Exercise brief: Comb the records below for the string "سازمان" and copy each line where it turns up.

Extracted records:
Start

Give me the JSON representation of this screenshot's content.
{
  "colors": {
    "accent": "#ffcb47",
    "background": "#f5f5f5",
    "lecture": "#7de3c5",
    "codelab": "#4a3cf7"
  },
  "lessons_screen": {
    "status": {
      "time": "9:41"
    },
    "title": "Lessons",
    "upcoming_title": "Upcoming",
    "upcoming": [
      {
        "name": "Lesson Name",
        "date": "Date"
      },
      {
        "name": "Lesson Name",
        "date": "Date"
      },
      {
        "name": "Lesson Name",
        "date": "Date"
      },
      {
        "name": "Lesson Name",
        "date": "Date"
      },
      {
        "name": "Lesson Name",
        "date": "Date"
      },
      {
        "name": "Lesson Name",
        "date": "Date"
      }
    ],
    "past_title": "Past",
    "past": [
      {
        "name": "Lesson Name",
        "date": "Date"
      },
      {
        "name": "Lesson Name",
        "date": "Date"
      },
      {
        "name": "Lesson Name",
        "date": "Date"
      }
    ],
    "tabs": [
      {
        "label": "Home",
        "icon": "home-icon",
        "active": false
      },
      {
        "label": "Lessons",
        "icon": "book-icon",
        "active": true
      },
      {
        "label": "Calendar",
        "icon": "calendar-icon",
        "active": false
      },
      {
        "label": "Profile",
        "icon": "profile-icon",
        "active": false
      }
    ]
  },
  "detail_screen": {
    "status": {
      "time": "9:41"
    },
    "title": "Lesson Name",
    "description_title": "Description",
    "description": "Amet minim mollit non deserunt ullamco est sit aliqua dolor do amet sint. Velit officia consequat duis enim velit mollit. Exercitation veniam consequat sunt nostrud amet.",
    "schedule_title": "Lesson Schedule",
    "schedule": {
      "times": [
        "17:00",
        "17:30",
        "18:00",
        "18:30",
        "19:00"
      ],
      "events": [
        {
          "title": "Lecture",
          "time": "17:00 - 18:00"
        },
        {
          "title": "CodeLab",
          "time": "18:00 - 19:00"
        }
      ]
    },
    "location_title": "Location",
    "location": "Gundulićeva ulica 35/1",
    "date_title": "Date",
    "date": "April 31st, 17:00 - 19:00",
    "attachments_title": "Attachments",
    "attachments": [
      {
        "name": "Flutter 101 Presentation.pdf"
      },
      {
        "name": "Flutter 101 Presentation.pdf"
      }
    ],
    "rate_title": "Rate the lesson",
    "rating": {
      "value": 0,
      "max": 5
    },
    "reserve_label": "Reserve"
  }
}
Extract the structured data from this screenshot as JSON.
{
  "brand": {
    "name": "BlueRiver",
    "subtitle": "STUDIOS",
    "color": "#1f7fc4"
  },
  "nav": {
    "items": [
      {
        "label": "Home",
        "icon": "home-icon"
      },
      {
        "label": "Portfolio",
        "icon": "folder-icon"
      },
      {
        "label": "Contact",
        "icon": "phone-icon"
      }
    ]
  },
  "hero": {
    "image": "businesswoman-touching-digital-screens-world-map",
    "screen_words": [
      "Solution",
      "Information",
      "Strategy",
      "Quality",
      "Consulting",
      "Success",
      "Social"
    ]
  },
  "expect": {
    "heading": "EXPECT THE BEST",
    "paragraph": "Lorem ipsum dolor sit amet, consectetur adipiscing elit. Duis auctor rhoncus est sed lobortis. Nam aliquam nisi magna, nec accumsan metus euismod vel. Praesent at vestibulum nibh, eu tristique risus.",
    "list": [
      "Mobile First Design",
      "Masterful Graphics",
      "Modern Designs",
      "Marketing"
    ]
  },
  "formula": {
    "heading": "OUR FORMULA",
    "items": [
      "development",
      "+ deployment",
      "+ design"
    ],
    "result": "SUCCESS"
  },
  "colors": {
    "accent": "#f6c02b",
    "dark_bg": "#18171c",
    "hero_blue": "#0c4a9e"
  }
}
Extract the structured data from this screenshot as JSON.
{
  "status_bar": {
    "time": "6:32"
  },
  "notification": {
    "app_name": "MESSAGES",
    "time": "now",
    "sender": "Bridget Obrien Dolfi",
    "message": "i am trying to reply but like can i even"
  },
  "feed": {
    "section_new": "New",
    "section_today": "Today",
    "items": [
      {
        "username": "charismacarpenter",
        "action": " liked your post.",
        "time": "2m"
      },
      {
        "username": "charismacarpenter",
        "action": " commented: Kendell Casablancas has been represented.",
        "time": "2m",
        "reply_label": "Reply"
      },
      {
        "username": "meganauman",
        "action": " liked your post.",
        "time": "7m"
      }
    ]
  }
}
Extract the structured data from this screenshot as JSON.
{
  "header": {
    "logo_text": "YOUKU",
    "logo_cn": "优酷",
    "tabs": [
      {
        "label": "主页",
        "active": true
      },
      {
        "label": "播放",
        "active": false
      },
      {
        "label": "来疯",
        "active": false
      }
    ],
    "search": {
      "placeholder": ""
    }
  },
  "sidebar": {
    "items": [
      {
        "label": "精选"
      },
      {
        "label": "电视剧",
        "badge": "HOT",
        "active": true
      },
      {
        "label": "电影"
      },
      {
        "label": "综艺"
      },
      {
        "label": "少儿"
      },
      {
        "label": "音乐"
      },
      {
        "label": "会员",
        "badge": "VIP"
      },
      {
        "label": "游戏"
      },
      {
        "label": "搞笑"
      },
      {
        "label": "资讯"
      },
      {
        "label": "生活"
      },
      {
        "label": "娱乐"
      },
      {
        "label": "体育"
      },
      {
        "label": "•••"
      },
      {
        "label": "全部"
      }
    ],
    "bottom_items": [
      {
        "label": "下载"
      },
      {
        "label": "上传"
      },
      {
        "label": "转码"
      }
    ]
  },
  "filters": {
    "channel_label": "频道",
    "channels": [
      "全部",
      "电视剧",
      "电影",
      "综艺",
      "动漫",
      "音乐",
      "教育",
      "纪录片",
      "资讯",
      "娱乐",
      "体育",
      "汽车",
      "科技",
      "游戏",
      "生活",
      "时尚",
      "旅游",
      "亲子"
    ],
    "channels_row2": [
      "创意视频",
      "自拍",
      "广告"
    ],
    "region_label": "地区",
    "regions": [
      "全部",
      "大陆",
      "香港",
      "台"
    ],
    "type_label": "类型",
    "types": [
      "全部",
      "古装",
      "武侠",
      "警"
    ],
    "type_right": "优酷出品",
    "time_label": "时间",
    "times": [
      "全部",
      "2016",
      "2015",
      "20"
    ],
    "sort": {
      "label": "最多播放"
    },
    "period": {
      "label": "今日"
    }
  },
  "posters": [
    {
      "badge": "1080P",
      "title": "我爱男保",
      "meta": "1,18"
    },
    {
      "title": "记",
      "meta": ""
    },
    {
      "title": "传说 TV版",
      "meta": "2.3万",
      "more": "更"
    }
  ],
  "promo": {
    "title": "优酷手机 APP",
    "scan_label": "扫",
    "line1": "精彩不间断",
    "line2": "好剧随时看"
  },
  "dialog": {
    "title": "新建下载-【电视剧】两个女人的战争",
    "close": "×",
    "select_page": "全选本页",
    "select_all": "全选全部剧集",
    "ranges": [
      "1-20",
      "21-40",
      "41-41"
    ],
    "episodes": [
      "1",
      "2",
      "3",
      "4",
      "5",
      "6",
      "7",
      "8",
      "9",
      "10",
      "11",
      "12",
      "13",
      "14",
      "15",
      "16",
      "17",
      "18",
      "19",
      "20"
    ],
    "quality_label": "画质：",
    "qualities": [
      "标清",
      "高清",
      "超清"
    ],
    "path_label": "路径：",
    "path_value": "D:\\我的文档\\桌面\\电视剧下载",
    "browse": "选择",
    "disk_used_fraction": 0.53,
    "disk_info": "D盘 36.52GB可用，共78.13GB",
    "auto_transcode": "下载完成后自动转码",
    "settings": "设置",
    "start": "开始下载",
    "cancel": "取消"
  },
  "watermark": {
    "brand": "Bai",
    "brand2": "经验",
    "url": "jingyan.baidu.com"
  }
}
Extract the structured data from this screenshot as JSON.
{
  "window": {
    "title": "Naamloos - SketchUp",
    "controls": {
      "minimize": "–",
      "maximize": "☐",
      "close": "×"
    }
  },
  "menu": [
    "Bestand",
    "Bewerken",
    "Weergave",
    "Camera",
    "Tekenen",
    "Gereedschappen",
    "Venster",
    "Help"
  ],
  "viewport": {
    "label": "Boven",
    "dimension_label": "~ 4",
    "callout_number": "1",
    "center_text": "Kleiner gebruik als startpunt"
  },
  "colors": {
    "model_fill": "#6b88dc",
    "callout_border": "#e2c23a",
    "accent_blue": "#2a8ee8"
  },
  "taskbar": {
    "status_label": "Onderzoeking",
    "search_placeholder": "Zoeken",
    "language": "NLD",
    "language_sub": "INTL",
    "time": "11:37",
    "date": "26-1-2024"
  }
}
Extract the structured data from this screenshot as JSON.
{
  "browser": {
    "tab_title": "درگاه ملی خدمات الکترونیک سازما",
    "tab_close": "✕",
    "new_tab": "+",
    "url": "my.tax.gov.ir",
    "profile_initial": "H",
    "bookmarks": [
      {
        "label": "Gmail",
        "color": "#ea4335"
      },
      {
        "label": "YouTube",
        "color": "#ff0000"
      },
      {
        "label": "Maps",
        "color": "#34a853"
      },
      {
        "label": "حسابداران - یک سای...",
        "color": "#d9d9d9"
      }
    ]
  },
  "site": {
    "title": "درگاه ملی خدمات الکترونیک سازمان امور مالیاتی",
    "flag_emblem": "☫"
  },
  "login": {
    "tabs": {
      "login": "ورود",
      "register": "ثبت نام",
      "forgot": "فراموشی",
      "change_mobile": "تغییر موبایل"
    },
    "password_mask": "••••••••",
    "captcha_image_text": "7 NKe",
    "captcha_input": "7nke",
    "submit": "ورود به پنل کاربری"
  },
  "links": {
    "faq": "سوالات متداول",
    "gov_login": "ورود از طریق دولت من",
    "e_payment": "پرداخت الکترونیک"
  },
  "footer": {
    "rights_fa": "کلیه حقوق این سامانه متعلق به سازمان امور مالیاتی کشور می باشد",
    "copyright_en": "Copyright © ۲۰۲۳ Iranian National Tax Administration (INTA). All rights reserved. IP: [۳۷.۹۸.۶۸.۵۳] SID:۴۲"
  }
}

End

Answer for the task:
    "title": "درگاه ملی خدمات الکترونیک سازمان امور مالیاتی",
    "rights_fa": "کلیه حقوق این سامانه متعلق به سازمان امور مالیاتی کشور می باشد",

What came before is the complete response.